**Exercise input**
════

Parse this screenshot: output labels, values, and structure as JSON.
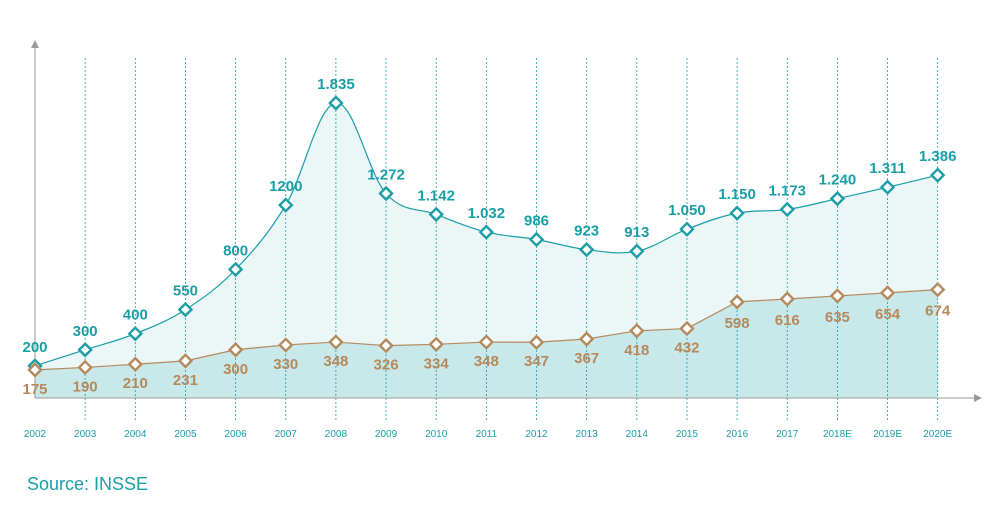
{
  "chart_data": {
    "type": "area",
    "categories": [
      "2002",
      "2003",
      "2004",
      "2005",
      "2006",
      "2007",
      "2008",
      "2009",
      "2010",
      "2011",
      "2012",
      "2013",
      "2014",
      "2015",
      "2016",
      "2017",
      "2018E",
      "2019E",
      "2020E"
    ],
    "series": [
      {
        "name": "upper",
        "values": [
          200,
          300,
          400,
          550,
          800,
          1200,
          1835,
          1272,
          1142,
          1032,
          986,
          923,
          913,
          1050,
          1150,
          1173,
          1240,
          1311,
          1386
        ],
        "labels": [
          "200",
          "300",
          "400",
          "550",
          "800",
          "1200",
          "1.835",
          "1.272",
          "1.142",
          "1.032",
          "986",
          "923",
          "913",
          "1.050",
          "1.150",
          "1.173",
          "1.240",
          "1.311",
          "1.386"
        ]
      },
      {
        "name": "lower",
        "values": [
          175,
          190,
          210,
          231,
          300,
          330,
          348,
          326,
          334,
          348,
          347,
          367,
          418,
          432,
          598,
          616,
          635,
          654,
          674
        ],
        "labels": [
          "175",
          "190",
          "210",
          "231",
          "300",
          "330",
          "348",
          "326",
          "334",
          "348",
          "347",
          "367",
          "418",
          "432",
          "598",
          "616",
          "635",
          "654",
          "674"
        ]
      }
    ],
    "ylim": [
      0,
      1835
    ],
    "grid": true,
    "title": "",
    "xlabel": "",
    "ylabel": ""
  },
  "source": "Source: INSSE",
  "colors": {
    "teal": "#1a9ea6",
    "teal_fill": "#ebf6f7",
    "lower_fill": "#c9e8ea",
    "brown": "#b4895c",
    "axis": "#9a9a9a"
  }
}
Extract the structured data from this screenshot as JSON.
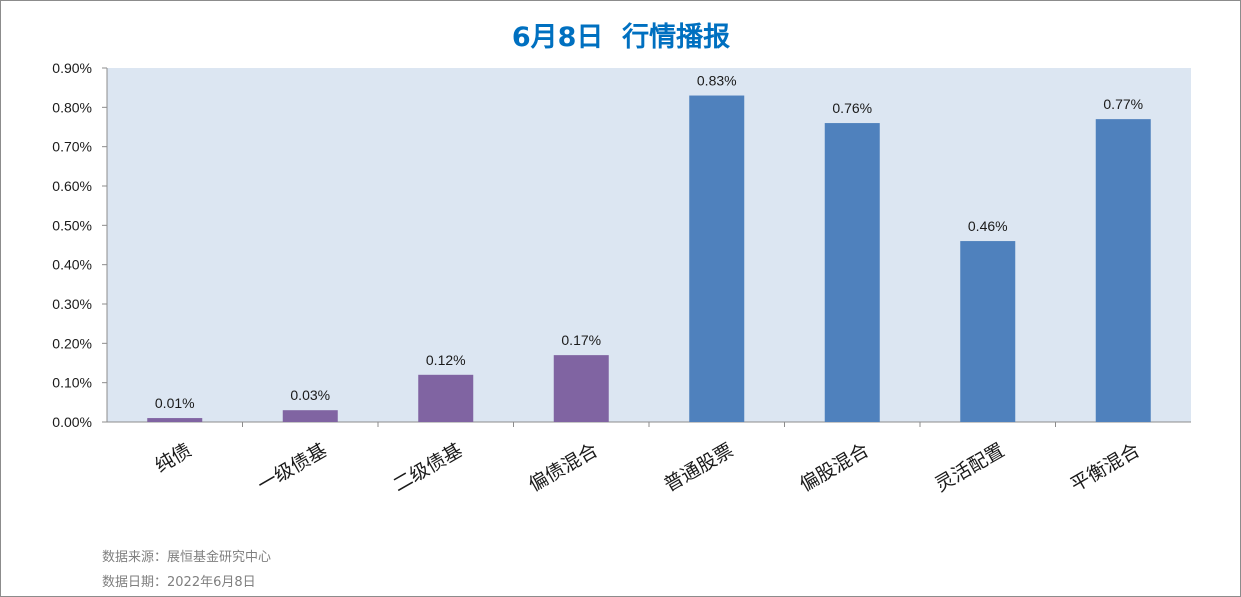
{
  "chart_data": {
    "type": "bar",
    "title": "6月8日  行情播报",
    "categories": [
      "纯债",
      "一级债基",
      "二级债基",
      "偏债混合",
      "普通股票",
      "偏股混合",
      "灵活配置",
      "平衡混合"
    ],
    "values": [
      0.01,
      0.03,
      0.12,
      0.17,
      0.83,
      0.76,
      0.46,
      0.77
    ],
    "value_labels": [
      "0.01%",
      "0.03%",
      "0.12%",
      "0.17%",
      "0.83%",
      "0.76%",
      "0.46%",
      "0.77%"
    ],
    "bar_colors": [
      "#8064a2",
      "#8064a2",
      "#8064a2",
      "#8064a2",
      "#4f81bd",
      "#4f81bd",
      "#4f81bd",
      "#4f81bd"
    ],
    "y_ticks": [
      0,
      0.1,
      0.2,
      0.3,
      0.4,
      0.5,
      0.6,
      0.7,
      0.8,
      0.9
    ],
    "y_tick_labels": [
      "0.00%",
      "0.10%",
      "0.20%",
      "0.30%",
      "0.40%",
      "0.50%",
      "0.60%",
      "0.70%",
      "0.80%",
      "0.90%"
    ],
    "ylim": [
      0,
      0.9
    ],
    "xlabel": "",
    "ylabel": "",
    "grid": false,
    "plot_background": "#dce6f2",
    "title_color": "#0070c0"
  },
  "footer": {
    "source": "数据来源：展恒基金研究中心",
    "date": "数据日期：2022年6月8日"
  }
}
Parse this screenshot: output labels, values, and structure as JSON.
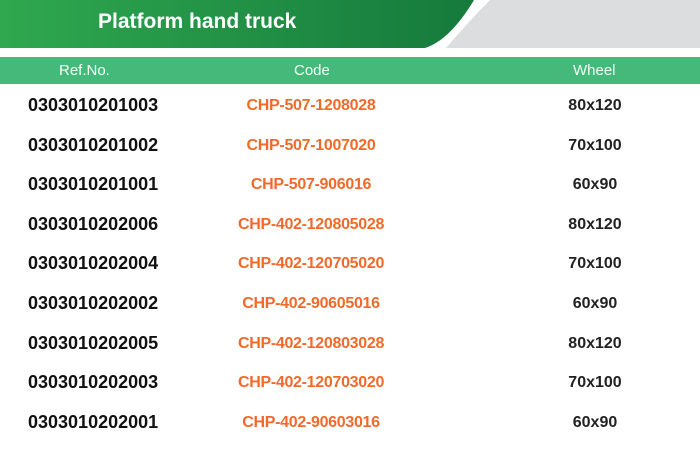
{
  "title": "Platform hand truck",
  "colors": {
    "banner_green_start": "#2fa84f",
    "banner_green_end": "#157a3c",
    "header_green": "#45b97a",
    "code_orange": "#f26a2a",
    "grey_shape": "#dcdddf"
  },
  "columns": {
    "ref": "Ref.No.",
    "code": "Code",
    "wheel": "Wheel"
  },
  "rows": [
    {
      "ref": "0303010201003",
      "code": "CHP-507-1208028",
      "wheel": "80x120"
    },
    {
      "ref": "0303010201002",
      "code": "CHP-507-1007020",
      "wheel": "70x100"
    },
    {
      "ref": "0303010201001",
      "code": "CHP-507-906016",
      "wheel": "60x90"
    },
    {
      "ref": "0303010202006",
      "code": "CHP-402-120805028",
      "wheel": "80x120"
    },
    {
      "ref": "0303010202004",
      "code": "CHP-402-120705020",
      "wheel": "70x100"
    },
    {
      "ref": "0303010202002",
      "code": "CHP-402-90605016",
      "wheel": "60x90"
    },
    {
      "ref": "0303010202005",
      "code": "CHP-402-120803028",
      "wheel": "80x120"
    },
    {
      "ref": "0303010202003",
      "code": "CHP-402-120703020",
      "wheel": "70x100"
    },
    {
      "ref": "0303010202001",
      "code": "CHP-402-90603016",
      "wheel": "60x90"
    }
  ]
}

════

**Task brief**
Quote all the lines above exactly as given. Do not include the pictures.

**Worked answer**
Parse this screenshot: output labels, values, and structure as JSON.
{
  "chart_data": {
    "type": "area",
    "categories": [
      "2002",
      "2003",
      "2004",
      "2005",
      "2006",
      "2007",
      "2008",
      "2009",
      "2010",
      "2011",
      "2012",
      "2013",
      "2014",
      "2015",
      "2016",
      "2017",
      "2018E",
      "2019E",
      "2020E"
    ],
    "series": [
      {
        "name": "upper",
        "values": [
          200,
          300,
          400,
          550,
          800,
          1200,
          1835,
          1272,
          1142,
          1032,
          986,
          923,
          913,
          1050,
          1150,
          1173,
          1240,
          1311,
          1386
        ],
        "labels": [
          "200",
          "300",
          "400",
          "550",
          "800",
          "1200",
          "1.835",
          "1.272",
          "1.142",
          "1.032",
          "986",
          "923",
          "913",
          "1.050",
          "1.150",
          "1.173",
          "1.240",
          "1.311",
          "1.386"
        ]
      },
      {
        "name": "lower",
        "values": [
          175,
          190,
          210,
          231,
          300,
          330,
          348,
          326,
          334,
          348,
          347,
          367,
          418,
          432,
          598,
          616,
          635,
          654,
          674
        ],
        "labels": [
          "175",
          "190",
          "210",
          "231",
          "300",
          "330",
          "348",
          "326",
          "334",
          "348",
          "347",
          "367",
          "418",
          "432",
          "598",
          "616",
          "635",
          "654",
          "674"
        ]
      }
    ],
    "ylim": [
      0,
      1835
    ],
    "grid": true,
    "title": "",
    "xlabel": "",
    "ylabel": ""
  },
  "source": "Source: INSSE",
  "colors": {
    "teal": "#1a9ea6",
    "teal_fill": "#ebf6f7",
    "lower_fill": "#c9e8ea",
    "brown": "#b4895c",
    "axis": "#9a9a9a"
  }
}
Extract the structured data from this screenshot as JSON.
{
  "chart_data": {
    "type": "bar",
    "title": "6月8日  行情播报",
    "categories": [
      "纯债",
      "一级债基",
      "二级债基",
      "偏债混合",
      "普通股票",
      "偏股混合",
      "灵活配置",
      "平衡混合"
    ],
    "values": [
      0.01,
      0.03,
      0.12,
      0.17,
      0.83,
      0.76,
      0.46,
      0.77
    ],
    "value_labels": [
      "0.01%",
      "0.03%",
      "0.12%",
      "0.17%",
      "0.83%",
      "0.76%",
      "0.46%",
      "0.77%"
    ],
    "bar_colors": [
      "#8064a2",
      "#8064a2",
      "#8064a2",
      "#8064a2",
      "#4f81bd",
      "#4f81bd",
      "#4f81bd",
      "#4f81bd"
    ],
    "y_ticks": [
      0,
      0.1,
      0.2,
      0.3,
      0.4,
      0.5,
      0.6,
      0.7,
      0.8,
      0.9
    ],
    "y_tick_labels": [
      "0.00%",
      "0.10%",
      "0.20%",
      "0.30%",
      "0.40%",
      "0.50%",
      "0.60%",
      "0.70%",
      "0.80%",
      "0.90%"
    ],
    "ylim": [
      0,
      0.9
    ],
    "xlabel": "",
    "ylabel": "",
    "grid": false,
    "plot_background": "#dce6f2",
    "title_color": "#0070c0"
  },
  "footer": {
    "source": "数据来源：展恒基金研究中心",
    "date": "数据日期：2022年6月8日"
  }
}
Parse this screenshot: output labels, values, and structure as JSON.
{
  "title": "Platform hand truck",
  "colors": {
    "banner_green_start": "#2fa84f",
    "banner_green_end": "#157a3c",
    "header_green": "#45b97a",
    "code_orange": "#f26a2a",
    "grey_shape": "#dcdddf"
  },
  "columns": {
    "ref": "Ref.No.",
    "code": "Code",
    "wheel": "Wheel"
  },
  "rows": [
    {
      "ref": "0303010201003",
      "code": "CHP-507-1208028",
      "wheel": "80x120"
    },
    {
      "ref": "0303010201002",
      "code": "CHP-507-1007020",
      "wheel": "70x100"
    },
    {
      "ref": "0303010201001",
      "code": "CHP-507-906016",
      "wheel": "60x90"
    },
    {
      "ref": "0303010202006",
      "code": "CHP-402-120805028",
      "wheel": "80x120"
    },
    {
      "ref": "0303010202004",
      "code": "CHP-402-120705020",
      "wheel": "70x100"
    },
    {
      "ref": "0303010202002",
      "code": "CHP-402-90605016",
      "wheel": "60x90"
    },
    {
      "ref": "0303010202005",
      "code": "CHP-402-120803028",
      "wheel": "80x120"
    },
    {
      "ref": "0303010202003",
      "code": "CHP-402-120703020",
      "wheel": "70x100"
    },
    {
      "ref": "0303010202001",
      "code": "CHP-402-90603016",
      "wheel": "60x90"
    }
  ]
}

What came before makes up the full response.